Source records:
______________________________

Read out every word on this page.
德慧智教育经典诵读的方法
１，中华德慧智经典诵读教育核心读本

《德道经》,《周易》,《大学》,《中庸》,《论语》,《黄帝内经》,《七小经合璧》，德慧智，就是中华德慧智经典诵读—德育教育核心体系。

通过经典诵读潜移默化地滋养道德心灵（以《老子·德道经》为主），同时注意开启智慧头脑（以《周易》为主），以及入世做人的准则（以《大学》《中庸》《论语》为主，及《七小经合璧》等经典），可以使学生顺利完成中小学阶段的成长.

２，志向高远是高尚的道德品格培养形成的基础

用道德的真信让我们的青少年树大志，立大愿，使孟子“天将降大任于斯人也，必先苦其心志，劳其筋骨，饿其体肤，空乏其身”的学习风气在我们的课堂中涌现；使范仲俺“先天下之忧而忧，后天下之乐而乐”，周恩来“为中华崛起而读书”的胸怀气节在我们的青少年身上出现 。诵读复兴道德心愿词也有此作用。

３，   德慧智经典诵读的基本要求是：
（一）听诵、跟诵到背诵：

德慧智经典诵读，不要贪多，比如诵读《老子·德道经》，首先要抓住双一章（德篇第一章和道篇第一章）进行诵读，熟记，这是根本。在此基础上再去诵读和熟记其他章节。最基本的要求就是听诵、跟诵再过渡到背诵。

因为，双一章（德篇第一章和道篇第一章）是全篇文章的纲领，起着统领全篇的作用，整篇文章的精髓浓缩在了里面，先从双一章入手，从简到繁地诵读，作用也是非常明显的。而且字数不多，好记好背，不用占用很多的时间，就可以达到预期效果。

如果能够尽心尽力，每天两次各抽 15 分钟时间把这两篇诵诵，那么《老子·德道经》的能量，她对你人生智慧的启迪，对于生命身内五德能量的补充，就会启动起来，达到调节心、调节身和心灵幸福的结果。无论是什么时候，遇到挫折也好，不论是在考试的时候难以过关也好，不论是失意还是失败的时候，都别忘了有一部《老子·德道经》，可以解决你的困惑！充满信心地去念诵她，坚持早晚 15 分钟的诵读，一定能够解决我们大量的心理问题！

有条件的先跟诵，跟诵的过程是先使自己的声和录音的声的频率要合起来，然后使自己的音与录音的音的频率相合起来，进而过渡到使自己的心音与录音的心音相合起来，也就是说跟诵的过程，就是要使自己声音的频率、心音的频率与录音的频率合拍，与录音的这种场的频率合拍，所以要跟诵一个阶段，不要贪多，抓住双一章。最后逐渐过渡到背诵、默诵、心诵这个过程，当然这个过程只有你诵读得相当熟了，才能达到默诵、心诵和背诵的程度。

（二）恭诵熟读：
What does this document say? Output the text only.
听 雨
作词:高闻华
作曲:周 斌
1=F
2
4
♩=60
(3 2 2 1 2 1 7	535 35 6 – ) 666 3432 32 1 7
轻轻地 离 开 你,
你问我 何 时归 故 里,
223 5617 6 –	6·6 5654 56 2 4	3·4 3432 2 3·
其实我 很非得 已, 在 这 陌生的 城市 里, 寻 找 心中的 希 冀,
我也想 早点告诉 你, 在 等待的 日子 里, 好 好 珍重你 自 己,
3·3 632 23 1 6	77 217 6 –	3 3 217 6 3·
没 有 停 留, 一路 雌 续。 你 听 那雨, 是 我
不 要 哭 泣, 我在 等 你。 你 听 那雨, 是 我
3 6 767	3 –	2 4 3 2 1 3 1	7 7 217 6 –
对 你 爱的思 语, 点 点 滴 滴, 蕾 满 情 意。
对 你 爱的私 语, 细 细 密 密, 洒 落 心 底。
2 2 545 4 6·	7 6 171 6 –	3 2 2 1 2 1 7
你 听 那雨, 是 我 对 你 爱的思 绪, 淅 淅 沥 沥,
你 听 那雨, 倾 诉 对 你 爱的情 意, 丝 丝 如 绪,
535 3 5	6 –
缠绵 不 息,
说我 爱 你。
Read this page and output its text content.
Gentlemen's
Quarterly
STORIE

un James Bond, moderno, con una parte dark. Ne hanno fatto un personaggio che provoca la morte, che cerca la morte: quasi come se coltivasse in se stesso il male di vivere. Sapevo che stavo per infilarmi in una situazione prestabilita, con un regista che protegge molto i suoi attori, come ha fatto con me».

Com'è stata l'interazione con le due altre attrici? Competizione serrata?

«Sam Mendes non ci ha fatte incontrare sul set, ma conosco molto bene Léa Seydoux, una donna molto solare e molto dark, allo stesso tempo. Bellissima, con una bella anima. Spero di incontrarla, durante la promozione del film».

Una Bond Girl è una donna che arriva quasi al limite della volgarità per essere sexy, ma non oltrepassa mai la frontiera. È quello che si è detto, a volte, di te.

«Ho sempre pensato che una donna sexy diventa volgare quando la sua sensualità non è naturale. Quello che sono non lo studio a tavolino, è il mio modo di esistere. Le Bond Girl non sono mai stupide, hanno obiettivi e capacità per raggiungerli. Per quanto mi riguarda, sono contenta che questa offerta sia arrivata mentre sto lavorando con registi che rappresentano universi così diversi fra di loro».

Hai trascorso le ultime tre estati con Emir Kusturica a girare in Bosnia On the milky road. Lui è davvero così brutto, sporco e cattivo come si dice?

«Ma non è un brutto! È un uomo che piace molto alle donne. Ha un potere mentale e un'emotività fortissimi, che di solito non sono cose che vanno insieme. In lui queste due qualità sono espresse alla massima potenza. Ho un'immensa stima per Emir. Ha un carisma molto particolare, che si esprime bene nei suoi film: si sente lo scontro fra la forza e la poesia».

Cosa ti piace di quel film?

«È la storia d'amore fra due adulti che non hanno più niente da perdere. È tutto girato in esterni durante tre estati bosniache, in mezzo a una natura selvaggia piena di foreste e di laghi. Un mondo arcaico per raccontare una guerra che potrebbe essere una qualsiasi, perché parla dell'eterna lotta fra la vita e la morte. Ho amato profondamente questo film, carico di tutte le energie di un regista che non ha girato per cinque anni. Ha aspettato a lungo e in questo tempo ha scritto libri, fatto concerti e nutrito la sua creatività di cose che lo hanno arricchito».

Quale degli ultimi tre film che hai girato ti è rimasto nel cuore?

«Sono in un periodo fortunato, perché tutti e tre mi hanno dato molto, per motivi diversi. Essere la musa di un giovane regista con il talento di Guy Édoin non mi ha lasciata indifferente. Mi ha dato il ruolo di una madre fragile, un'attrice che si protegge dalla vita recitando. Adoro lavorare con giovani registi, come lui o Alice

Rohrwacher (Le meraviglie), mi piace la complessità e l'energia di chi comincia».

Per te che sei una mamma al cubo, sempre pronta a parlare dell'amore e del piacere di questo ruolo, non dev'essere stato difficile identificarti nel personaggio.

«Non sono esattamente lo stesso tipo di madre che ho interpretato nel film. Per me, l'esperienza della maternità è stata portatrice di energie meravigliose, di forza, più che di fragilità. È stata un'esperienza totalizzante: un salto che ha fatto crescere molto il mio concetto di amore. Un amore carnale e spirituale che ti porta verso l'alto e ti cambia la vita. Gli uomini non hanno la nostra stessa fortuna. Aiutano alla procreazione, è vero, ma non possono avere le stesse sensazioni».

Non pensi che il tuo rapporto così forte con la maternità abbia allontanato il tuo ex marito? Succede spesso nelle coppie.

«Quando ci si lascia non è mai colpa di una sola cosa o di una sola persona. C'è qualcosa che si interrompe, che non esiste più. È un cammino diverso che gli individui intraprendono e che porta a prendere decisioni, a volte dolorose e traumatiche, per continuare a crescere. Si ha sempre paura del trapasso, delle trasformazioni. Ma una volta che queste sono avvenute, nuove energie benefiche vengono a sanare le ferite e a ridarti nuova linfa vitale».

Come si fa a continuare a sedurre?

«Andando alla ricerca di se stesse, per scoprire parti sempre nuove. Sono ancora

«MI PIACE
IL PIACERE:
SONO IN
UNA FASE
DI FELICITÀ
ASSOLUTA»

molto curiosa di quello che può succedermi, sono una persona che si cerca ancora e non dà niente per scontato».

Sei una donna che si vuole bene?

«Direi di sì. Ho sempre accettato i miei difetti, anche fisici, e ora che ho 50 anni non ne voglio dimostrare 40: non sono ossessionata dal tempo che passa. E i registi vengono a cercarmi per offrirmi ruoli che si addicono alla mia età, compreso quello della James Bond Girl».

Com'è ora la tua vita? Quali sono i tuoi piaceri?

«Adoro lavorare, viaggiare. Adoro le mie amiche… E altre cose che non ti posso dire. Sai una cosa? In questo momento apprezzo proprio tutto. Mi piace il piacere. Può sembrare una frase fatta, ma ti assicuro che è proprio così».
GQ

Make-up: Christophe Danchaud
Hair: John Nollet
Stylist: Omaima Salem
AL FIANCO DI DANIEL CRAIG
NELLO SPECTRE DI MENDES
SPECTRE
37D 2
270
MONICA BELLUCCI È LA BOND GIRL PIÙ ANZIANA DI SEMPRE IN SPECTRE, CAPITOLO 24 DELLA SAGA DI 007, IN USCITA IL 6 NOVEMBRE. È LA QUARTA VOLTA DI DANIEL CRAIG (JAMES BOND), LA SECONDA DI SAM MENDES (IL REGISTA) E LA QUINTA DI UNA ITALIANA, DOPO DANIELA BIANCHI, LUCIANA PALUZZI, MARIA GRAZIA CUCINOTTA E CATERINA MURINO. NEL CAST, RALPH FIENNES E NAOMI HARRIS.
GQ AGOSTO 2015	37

______________________________

● SHORT TASK:
Scan the material above and determine how many lines include the word "Read"; report only the number.

● WRITTEN RESPONSE:
2